Stated task.
Report the count of lines containing the word "from" in the entries below, and nothing more.
* * * * * * * * *
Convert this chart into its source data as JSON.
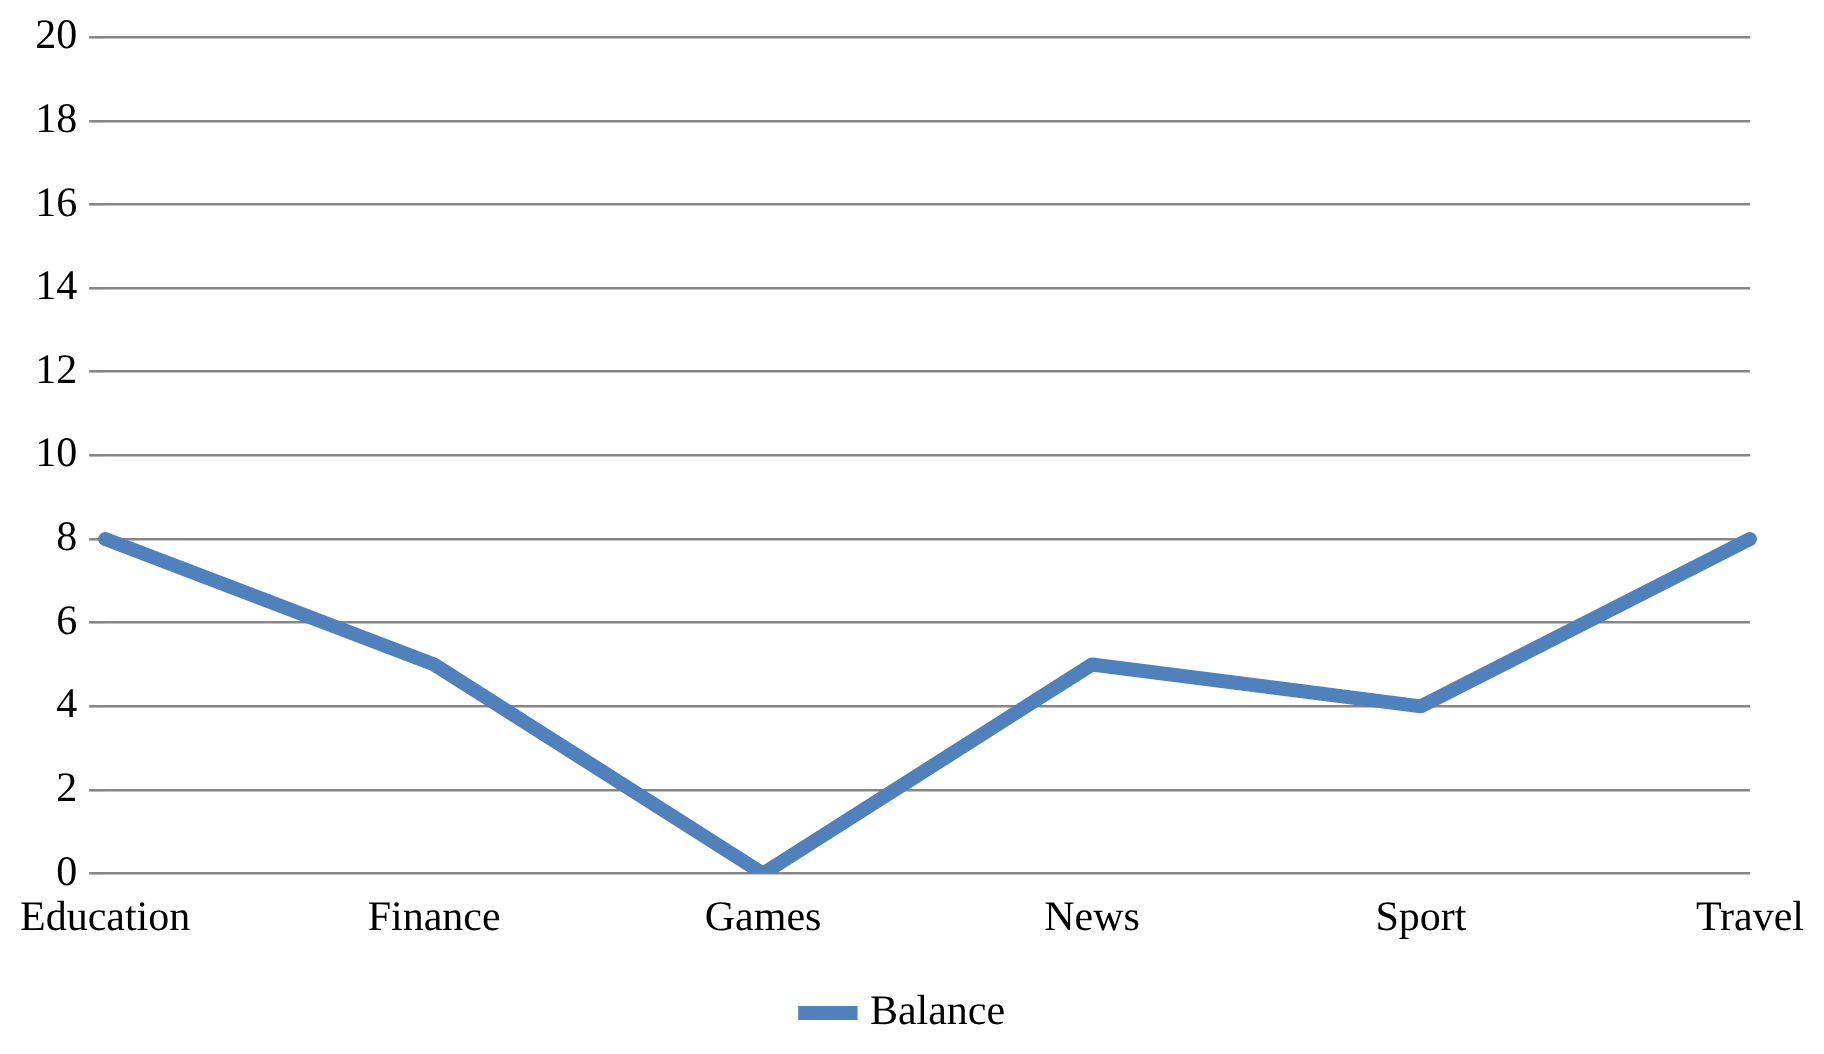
{
  "chart_data": {
    "type": "line",
    "categories": [
      "Education",
      "Finance",
      "Games",
      "News",
      "Sport",
      "Travel"
    ],
    "series": [
      {
        "name": "Balance",
        "color": "#4f81bd",
        "values": [
          8,
          5,
          0,
          5,
          4,
          8
        ]
      }
    ],
    "ylim": [
      0,
      20
    ],
    "yticks": [
      0,
      2,
      4,
      6,
      8,
      10,
      12,
      14,
      16,
      18,
      20
    ],
    "grid": "y",
    "legend": "bottom",
    "marker": "none",
    "line_style": "solid"
  }
}
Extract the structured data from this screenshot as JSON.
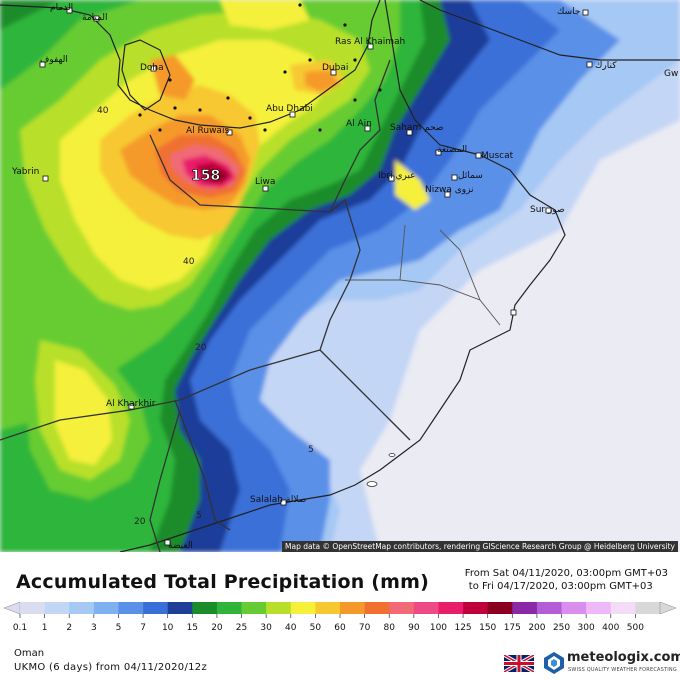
{
  "title": "Accumulated Total Precipitation (mm)",
  "period": {
    "from": "From Sat 04/11/2020, 03:00pm GMT+03",
    "to": "to Fri 04/17/2020, 03:00pm GMT+03"
  },
  "region": "Oman",
  "model": "UKMO (6 days) from 04/11/2020/12z",
  "credit": "Map data © OpenStreetMap contributors, rendering GIScience Research Group @ Heidelberg University",
  "brand": {
    "name": "meteologix.com",
    "tagline": "SWISS QUALITY WEATHER FORECASTING"
  },
  "peak_value": "158",
  "contour_labels": [
    "40",
    "40",
    "20",
    "5",
    "5",
    "20"
  ],
  "legend": {
    "ticks": [
      "0.1",
      "1",
      "2",
      "3",
      "5",
      "7",
      "10",
      "15",
      "20",
      "25",
      "30",
      "40",
      "50",
      "60",
      "70",
      "80",
      "90",
      "100",
      "125",
      "150",
      "175",
      "200",
      "250",
      "300",
      "400",
      "500"
    ],
    "colors": [
      "#dcdcf0",
      "#c4d6f5",
      "#a6c8f5",
      "#7fb0f0",
      "#5a90e8",
      "#3a6fd8",
      "#1f3e99",
      "#1a8c2a",
      "#2fb53a",
      "#66cc33",
      "#b8e02a",
      "#f5f03a",
      "#f7c830",
      "#f59a2a",
      "#f07030",
      "#f06a78",
      "#ee4a86",
      "#e81e6a",
      "#c0003a",
      "#8a0020",
      "#8a2aa8",
      "#b45cd8",
      "#d98ef0",
      "#efb8f8",
      "#f4dcf8",
      "#d8d8d8"
    ]
  },
  "cities": [
    {
      "name": "الدمام"
    },
    {
      "name": "المنامة"
    },
    {
      "name": "الهفوف"
    },
    {
      "name": "Doha"
    },
    {
      "name": "Dubai"
    },
    {
      "name": "Ras Al Khaimah"
    },
    {
      "name": "Abu Dhabi"
    },
    {
      "name": "Al Ruwais"
    },
    {
      "name": "Al Ain"
    },
    {
      "name": "Saham صحم"
    },
    {
      "name": "المصنعة"
    },
    {
      "name": "Muscat"
    },
    {
      "name": "Ibri عبري"
    },
    {
      "name": "سمائل"
    },
    {
      "name": "Nizwa نزوى"
    },
    {
      "name": "Liwa"
    },
    {
      "name": "Yabrin"
    },
    {
      "name": "Sur صور"
    },
    {
      "name": "Al Kharkhir"
    },
    {
      "name": "Salalah صلالة"
    },
    {
      "name": "الغيضة"
    },
    {
      "name": "جاسك"
    },
    {
      "name": "كنارك"
    },
    {
      "name": "Gw"
    }
  ]
}
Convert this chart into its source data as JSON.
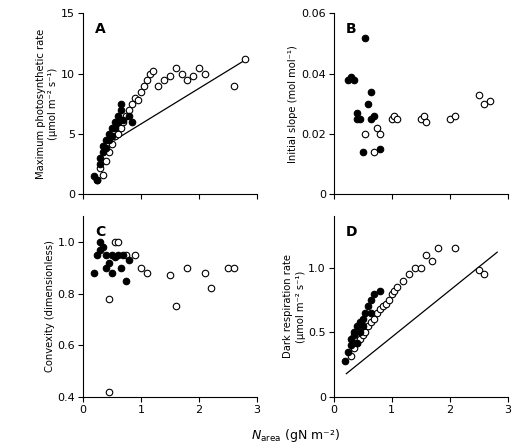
{
  "panel_A": {
    "label": "A",
    "open_x": [
      0.25,
      0.3,
      0.35,
      0.4,
      0.45,
      0.5,
      0.55,
      0.6,
      0.65,
      0.7,
      0.75,
      0.8,
      0.85,
      0.9,
      0.95,
      1.0,
      1.05,
      1.1,
      1.15,
      1.2,
      1.3,
      1.4,
      1.5,
      1.6,
      1.7,
      1.8,
      1.9,
      2.0,
      2.1,
      2.6,
      2.8
    ],
    "open_y": [
      1.2,
      2.2,
      1.6,
      2.8,
      3.5,
      4.2,
      4.8,
      5.0,
      5.5,
      6.0,
      6.5,
      7.0,
      7.5,
      8.0,
      7.8,
      8.5,
      9.0,
      9.5,
      10.0,
      10.2,
      9.0,
      9.5,
      9.8,
      10.5,
      10.0,
      9.5,
      9.8,
      10.5,
      10.0,
      9.0,
      11.2
    ],
    "filled_x": [
      0.2,
      0.25,
      0.3,
      0.3,
      0.35,
      0.35,
      0.4,
      0.4,
      0.45,
      0.45,
      0.5,
      0.5,
      0.55,
      0.55,
      0.6,
      0.6,
      0.65,
      0.65,
      0.7,
      0.8,
      0.85
    ],
    "filled_y": [
      1.5,
      1.2,
      2.5,
      3.0,
      3.5,
      4.0,
      4.5,
      3.8,
      5.0,
      4.5,
      5.5,
      4.8,
      6.0,
      5.5,
      6.5,
      6.0,
      7.5,
      7.0,
      6.2,
      6.5,
      6.0
    ],
    "trendline_x": [
      0.55,
      2.82
    ],
    "trendline_y": [
      4.5,
      11.2
    ],
    "ylabel": "Maximum photosynthetic rate\n(μmol m⁻² s⁻¹)",
    "ylim": [
      0,
      15
    ],
    "xlim": [
      0,
      3
    ],
    "yticks": [
      0,
      5,
      10,
      15
    ],
    "xticks": [
      0,
      1,
      2,
      3
    ]
  },
  "panel_B": {
    "label": "B",
    "open_x": [
      0.55,
      0.7,
      0.75,
      0.8,
      1.0,
      1.05,
      1.1,
      1.5,
      1.55,
      1.6,
      2.0,
      2.1,
      2.5,
      2.6,
      2.7
    ],
    "open_y": [
      0.02,
      0.014,
      0.022,
      0.02,
      0.025,
      0.026,
      0.025,
      0.025,
      0.026,
      0.024,
      0.025,
      0.026,
      0.033,
      0.03,
      0.031
    ],
    "filled_x": [
      0.25,
      0.3,
      0.35,
      0.4,
      0.4,
      0.45,
      0.5,
      0.55,
      0.6,
      0.65,
      0.65,
      0.7,
      0.8
    ],
    "filled_y": [
      0.038,
      0.039,
      0.038,
      0.025,
      0.027,
      0.025,
      0.014,
      0.052,
      0.03,
      0.034,
      0.025,
      0.026,
      0.015
    ],
    "ylabel": "Initial slope (mol mol⁻¹)",
    "ylim": [
      0,
      0.06
    ],
    "xlim": [
      0,
      3
    ],
    "yticks": [
      0,
      0.02,
      0.04,
      0.06
    ],
    "yticklabels": [
      "0",
      "0.02",
      "0.04",
      "0.06"
    ],
    "xticks": [
      0,
      1,
      2,
      3
    ]
  },
  "panel_C": {
    "label": "C",
    "open_x": [
      0.45,
      0.55,
      0.6,
      0.75,
      0.9,
      1.0,
      1.1,
      1.5,
      1.6,
      1.8,
      2.1,
      2.2,
      2.5,
      2.6
    ],
    "open_y": [
      0.78,
      1.0,
      1.0,
      0.95,
      0.95,
      0.9,
      0.88,
      0.87,
      0.75,
      0.9,
      0.88,
      0.82,
      0.9,
      0.9
    ],
    "filled_x": [
      0.2,
      0.25,
      0.3,
      0.3,
      0.35,
      0.4,
      0.4,
      0.45,
      0.5,
      0.5,
      0.55,
      0.6,
      0.65,
      0.7,
      0.75,
      0.8
    ],
    "filled_y": [
      0.88,
      0.95,
      1.0,
      0.97,
      0.98,
      0.9,
      0.95,
      0.92,
      0.95,
      0.88,
      0.94,
      0.95,
      0.9,
      0.95,
      0.85,
      0.93
    ],
    "outlier_x": [
      0.45
    ],
    "outlier_y": [
      0.42
    ],
    "ylabel": "Convexity (dimensionless)",
    "ylim": [
      0.4,
      1.1
    ],
    "xlim": [
      0,
      3
    ],
    "yticks": [
      0.4,
      0.6,
      0.8,
      1.0
    ],
    "xticks": [
      0,
      1,
      2,
      3
    ]
  },
  "panel_D": {
    "label": "D",
    "open_x": [
      0.3,
      0.35,
      0.4,
      0.45,
      0.5,
      0.55,
      0.6,
      0.65,
      0.7,
      0.75,
      0.8,
      0.85,
      0.9,
      0.95,
      1.0,
      1.05,
      1.1,
      1.2,
      1.3,
      1.4,
      1.5,
      1.6,
      1.7,
      1.8,
      2.1,
      2.5,
      2.6
    ],
    "open_y": [
      0.32,
      0.38,
      0.42,
      0.45,
      0.48,
      0.5,
      0.55,
      0.58,
      0.6,
      0.65,
      0.68,
      0.7,
      0.72,
      0.75,
      0.8,
      0.82,
      0.85,
      0.9,
      0.95,
      1.0,
      1.0,
      1.1,
      1.05,
      1.15,
      1.15,
      0.98,
      0.95
    ],
    "filled_x": [
      0.2,
      0.25,
      0.3,
      0.3,
      0.35,
      0.35,
      0.4,
      0.4,
      0.45,
      0.45,
      0.5,
      0.5,
      0.55,
      0.6,
      0.65,
      0.65,
      0.7,
      0.8
    ],
    "filled_y": [
      0.28,
      0.35,
      0.4,
      0.45,
      0.48,
      0.5,
      0.55,
      0.42,
      0.58,
      0.5,
      0.6,
      0.55,
      0.65,
      0.7,
      0.75,
      0.65,
      0.8,
      0.82
    ],
    "trendline_x": [
      0.22,
      2.82
    ],
    "trendline_y": [
      0.18,
      1.12
    ],
    "ylabel": "Dark respiration rate\n(μmol m⁻² s⁻¹)",
    "ylim": [
      0,
      1.4
    ],
    "xlim": [
      0,
      3
    ],
    "yticks": [
      0,
      0.5,
      1.0
    ],
    "yticklabels": [
      "0",
      "0.5",
      "1.0"
    ],
    "xticks": [
      0,
      1,
      2,
      3
    ]
  },
  "xlabel_text": "area",
  "xlabel_prefix": "$N_{",
  "xlabel_suffix": "}$ (gN m⁻²)",
  "marker_size": 22,
  "marker_lw": 0.8,
  "trend_lw": 0.9,
  "background_color": "#ffffff",
  "tick_fontsize": 8,
  "ylabel_fontsize": 7.2,
  "label_fontsize": 10
}
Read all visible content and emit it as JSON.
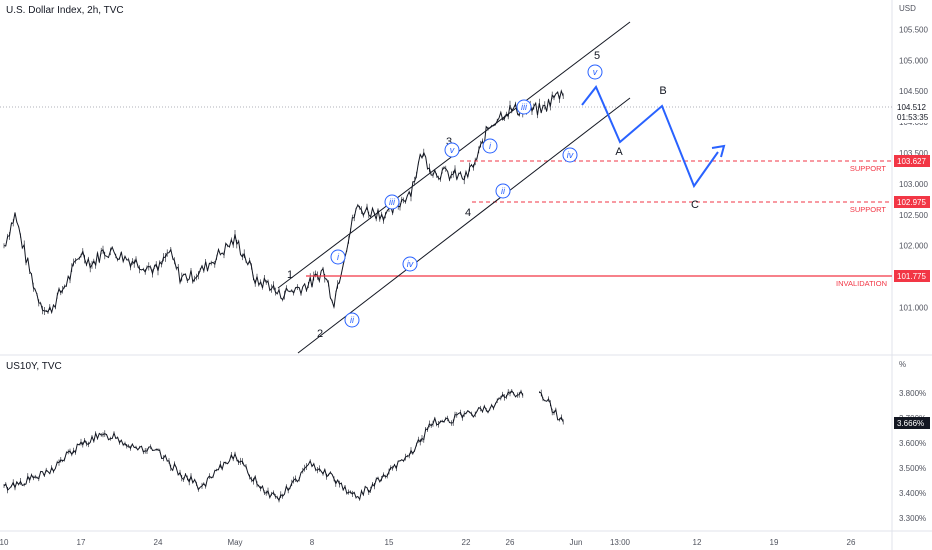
* * * * * * * * *
Solution below.
3